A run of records
# # # #

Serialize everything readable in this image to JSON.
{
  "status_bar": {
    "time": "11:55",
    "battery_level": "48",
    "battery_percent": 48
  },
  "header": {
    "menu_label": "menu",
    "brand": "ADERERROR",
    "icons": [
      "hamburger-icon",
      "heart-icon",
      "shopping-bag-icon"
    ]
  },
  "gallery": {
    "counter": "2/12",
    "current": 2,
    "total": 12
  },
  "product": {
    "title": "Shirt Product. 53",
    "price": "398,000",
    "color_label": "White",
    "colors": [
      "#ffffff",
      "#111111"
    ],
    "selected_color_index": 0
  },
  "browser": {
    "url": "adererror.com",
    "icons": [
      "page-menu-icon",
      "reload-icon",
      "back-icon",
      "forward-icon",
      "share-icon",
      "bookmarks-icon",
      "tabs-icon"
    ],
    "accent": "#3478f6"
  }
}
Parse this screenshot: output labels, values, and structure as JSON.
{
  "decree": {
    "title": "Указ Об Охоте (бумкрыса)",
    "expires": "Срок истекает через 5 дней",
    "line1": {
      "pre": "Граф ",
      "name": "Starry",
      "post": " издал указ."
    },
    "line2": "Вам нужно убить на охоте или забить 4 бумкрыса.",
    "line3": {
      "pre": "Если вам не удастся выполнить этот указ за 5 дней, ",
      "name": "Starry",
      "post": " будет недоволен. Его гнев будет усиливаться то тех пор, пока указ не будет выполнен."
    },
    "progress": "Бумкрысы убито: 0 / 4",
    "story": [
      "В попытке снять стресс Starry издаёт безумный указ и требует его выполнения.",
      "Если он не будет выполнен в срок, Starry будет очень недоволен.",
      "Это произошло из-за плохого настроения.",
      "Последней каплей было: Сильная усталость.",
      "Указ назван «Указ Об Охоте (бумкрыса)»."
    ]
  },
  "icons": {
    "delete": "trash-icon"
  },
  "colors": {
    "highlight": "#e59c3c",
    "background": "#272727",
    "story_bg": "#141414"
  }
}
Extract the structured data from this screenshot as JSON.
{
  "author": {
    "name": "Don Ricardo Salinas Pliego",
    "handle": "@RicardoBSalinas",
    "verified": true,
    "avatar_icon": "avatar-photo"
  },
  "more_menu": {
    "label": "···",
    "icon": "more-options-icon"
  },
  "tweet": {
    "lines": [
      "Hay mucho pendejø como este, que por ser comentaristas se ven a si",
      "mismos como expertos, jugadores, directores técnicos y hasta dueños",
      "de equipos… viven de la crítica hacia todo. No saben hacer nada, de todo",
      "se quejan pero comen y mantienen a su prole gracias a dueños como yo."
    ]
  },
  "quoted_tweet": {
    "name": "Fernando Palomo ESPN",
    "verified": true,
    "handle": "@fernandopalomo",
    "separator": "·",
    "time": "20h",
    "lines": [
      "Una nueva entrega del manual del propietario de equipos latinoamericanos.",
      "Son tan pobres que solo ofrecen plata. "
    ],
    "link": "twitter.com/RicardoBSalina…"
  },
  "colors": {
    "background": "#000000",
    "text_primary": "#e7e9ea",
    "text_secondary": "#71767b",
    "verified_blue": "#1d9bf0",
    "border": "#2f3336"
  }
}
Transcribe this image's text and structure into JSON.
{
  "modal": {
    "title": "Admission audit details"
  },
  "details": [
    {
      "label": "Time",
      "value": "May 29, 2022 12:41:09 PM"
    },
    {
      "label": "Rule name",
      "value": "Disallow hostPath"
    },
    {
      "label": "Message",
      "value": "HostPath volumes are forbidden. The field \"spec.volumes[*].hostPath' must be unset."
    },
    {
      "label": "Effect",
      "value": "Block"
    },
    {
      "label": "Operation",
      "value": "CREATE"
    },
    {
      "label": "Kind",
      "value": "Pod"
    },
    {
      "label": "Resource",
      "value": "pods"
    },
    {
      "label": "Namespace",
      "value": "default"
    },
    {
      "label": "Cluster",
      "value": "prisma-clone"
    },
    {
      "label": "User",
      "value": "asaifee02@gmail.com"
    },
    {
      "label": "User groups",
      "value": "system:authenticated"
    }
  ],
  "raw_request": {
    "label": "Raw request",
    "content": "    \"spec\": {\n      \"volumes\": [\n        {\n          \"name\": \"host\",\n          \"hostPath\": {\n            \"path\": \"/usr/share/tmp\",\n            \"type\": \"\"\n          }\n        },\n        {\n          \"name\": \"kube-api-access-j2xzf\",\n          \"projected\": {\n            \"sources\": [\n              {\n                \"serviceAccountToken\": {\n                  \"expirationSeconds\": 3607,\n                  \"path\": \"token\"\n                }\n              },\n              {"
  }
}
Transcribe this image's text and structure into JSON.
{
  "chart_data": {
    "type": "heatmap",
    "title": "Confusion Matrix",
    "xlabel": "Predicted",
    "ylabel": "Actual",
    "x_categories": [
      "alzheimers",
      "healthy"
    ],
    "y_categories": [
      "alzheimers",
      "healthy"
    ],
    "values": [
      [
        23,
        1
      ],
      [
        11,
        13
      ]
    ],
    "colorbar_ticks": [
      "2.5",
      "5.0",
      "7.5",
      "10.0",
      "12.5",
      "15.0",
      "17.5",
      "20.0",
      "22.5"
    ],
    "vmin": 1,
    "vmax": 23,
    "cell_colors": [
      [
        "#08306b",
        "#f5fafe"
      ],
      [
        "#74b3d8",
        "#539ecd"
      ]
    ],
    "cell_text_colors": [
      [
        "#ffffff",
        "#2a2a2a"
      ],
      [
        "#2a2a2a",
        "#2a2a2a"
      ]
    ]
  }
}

# # # #

* WHAT THIS TASK INVOLVES *
Return every line from the records above that holds the word "Starry".

* FULL SOLUTION *
      "name": "Starry",
      "name": "Starry",
      "В попытке снять стресс Starry издаёт безумный указ и требует его выполнения.",
      "Если он не будет выполнен в срок, Starry будет очень недоволен.",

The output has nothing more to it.